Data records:
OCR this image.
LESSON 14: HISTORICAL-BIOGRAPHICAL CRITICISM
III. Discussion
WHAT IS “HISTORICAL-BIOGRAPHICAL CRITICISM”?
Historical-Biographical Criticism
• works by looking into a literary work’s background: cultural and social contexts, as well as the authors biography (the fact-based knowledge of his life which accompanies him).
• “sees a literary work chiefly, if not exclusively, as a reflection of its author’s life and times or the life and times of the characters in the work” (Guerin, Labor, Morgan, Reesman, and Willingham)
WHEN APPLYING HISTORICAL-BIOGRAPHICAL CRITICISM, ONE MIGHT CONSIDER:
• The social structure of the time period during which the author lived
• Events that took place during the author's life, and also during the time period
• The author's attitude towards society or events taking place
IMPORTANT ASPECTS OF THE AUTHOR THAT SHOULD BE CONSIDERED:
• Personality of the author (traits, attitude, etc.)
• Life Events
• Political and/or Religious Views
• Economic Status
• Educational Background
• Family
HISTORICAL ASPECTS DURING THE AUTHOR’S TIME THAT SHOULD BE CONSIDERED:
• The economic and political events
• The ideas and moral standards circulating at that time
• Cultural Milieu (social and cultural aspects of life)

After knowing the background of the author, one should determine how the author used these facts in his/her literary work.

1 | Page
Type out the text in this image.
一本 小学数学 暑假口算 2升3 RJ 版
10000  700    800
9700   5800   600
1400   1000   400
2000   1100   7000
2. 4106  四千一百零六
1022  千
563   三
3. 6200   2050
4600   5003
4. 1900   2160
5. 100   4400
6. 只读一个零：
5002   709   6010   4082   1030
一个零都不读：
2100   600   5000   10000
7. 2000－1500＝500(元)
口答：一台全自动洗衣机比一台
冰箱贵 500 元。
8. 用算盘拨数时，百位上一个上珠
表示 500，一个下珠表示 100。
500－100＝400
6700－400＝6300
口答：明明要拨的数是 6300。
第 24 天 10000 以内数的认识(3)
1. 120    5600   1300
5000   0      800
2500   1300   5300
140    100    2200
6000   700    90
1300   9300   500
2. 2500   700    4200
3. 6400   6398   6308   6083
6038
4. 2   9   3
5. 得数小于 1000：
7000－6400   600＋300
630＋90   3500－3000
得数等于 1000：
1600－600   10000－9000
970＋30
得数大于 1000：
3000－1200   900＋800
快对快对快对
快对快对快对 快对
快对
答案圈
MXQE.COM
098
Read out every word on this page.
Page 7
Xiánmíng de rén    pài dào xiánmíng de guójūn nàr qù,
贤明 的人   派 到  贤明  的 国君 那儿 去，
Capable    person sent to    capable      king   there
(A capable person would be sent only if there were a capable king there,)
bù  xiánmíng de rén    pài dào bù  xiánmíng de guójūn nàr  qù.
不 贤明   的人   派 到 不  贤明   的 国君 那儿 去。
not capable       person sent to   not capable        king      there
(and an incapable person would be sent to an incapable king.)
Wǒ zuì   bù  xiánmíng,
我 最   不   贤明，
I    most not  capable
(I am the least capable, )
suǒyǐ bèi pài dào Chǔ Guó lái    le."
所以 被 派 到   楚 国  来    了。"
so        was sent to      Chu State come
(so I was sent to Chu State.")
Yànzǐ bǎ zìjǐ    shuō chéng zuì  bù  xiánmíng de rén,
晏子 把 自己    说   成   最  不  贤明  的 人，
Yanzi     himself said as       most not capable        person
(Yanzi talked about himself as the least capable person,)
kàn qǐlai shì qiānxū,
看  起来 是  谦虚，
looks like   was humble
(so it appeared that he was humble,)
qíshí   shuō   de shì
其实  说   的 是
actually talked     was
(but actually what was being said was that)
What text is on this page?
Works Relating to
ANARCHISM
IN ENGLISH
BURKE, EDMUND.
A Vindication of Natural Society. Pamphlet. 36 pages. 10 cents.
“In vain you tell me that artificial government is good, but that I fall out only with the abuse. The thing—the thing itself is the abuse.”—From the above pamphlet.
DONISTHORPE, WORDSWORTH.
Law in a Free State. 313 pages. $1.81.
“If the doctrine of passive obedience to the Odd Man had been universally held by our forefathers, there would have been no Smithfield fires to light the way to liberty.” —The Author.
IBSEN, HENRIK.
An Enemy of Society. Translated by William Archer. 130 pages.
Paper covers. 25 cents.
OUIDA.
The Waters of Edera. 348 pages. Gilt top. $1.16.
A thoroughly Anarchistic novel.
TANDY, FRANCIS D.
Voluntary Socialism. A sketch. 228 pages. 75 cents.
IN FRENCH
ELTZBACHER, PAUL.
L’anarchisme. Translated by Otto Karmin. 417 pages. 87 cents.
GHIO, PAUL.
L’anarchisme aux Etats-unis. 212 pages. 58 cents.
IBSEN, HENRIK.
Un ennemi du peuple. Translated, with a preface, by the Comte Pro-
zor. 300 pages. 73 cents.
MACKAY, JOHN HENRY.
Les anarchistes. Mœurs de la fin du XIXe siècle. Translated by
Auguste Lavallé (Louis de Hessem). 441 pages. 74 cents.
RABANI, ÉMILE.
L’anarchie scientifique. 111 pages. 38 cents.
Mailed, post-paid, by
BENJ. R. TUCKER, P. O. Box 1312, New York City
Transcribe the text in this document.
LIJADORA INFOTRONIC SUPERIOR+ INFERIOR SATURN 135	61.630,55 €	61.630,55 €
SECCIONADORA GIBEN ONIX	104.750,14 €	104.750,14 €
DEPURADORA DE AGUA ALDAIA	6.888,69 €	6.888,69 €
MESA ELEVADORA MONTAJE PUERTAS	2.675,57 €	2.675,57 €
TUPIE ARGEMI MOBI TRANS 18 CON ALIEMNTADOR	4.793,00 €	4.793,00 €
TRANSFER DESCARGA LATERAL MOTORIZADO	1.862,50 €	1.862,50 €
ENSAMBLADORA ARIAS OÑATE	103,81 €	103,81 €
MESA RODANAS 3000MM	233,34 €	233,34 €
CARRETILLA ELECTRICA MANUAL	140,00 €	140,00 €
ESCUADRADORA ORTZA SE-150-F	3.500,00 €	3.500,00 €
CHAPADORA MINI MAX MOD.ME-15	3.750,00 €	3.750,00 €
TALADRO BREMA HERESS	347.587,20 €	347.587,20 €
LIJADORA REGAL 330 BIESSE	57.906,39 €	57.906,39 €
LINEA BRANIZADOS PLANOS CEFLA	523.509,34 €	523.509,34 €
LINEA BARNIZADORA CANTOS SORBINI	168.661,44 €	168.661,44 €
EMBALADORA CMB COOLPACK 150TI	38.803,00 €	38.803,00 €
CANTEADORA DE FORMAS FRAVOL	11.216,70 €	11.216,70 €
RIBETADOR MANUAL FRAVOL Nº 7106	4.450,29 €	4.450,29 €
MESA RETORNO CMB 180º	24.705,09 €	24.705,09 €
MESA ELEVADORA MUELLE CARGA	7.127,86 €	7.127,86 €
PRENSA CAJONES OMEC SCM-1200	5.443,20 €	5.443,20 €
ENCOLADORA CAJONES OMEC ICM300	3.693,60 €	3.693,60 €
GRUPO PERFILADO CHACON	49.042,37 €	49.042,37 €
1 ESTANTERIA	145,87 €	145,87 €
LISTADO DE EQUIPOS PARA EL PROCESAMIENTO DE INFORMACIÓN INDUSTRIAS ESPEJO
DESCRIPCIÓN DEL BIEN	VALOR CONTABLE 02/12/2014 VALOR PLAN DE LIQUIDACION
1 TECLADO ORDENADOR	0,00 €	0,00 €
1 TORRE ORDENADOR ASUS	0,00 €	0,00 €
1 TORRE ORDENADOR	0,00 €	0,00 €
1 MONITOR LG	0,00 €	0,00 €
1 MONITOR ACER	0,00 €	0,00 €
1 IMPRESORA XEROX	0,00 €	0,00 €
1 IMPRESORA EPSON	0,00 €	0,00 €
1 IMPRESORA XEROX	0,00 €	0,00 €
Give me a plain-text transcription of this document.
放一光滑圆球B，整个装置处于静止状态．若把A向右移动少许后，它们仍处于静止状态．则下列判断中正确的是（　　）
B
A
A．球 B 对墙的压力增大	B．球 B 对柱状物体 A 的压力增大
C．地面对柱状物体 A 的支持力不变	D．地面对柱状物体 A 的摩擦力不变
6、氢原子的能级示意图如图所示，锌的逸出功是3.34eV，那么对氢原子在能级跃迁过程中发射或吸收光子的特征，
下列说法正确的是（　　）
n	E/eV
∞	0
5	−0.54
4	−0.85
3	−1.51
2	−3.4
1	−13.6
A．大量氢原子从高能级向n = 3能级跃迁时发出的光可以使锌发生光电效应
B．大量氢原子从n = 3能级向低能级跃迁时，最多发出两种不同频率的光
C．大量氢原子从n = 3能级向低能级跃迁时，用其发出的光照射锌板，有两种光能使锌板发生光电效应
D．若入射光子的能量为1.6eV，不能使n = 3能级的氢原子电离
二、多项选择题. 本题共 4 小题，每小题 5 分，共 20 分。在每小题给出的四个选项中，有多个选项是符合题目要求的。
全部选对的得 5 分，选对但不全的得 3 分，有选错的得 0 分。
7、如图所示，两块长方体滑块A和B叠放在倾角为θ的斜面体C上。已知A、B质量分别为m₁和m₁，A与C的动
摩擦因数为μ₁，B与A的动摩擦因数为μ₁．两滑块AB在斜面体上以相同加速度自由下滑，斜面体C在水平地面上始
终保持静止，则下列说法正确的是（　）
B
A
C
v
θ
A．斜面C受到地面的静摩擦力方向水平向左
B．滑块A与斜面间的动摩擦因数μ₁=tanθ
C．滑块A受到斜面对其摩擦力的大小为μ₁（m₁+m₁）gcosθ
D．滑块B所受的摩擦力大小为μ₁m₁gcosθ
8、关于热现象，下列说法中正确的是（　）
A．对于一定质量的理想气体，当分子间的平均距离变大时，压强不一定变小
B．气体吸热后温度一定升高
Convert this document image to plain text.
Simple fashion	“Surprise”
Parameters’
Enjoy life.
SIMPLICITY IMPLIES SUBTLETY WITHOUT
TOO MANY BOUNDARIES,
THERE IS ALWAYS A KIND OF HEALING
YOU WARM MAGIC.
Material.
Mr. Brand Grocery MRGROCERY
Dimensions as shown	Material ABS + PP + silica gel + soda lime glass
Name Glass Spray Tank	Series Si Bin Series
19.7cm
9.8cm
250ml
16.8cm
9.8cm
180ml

# Directions:
Give back the lines above exactly, from the one with "Convert this document image to plain text." through the last line.

# Answer in full:
Convert this document image to plain text.
Simple fashion	“Surprise”
Parameters’
Enjoy life.
SIMPLICITY IMPLIES SUBTLETY WITHOUT
TOO MANY BOUNDARIES,
THERE IS ALWAYS A KIND OF HEALING
YOU WARM MAGIC.
Material.
Mr. Brand Grocery MRGROCERY
Dimensions as shown	Material ABS + PP + silica gel + soda lime glass
Name Glass Spray Tank	Series Si Bin Series
19.7cm
9.8cm
250ml
16.8cm
9.8cm
180ml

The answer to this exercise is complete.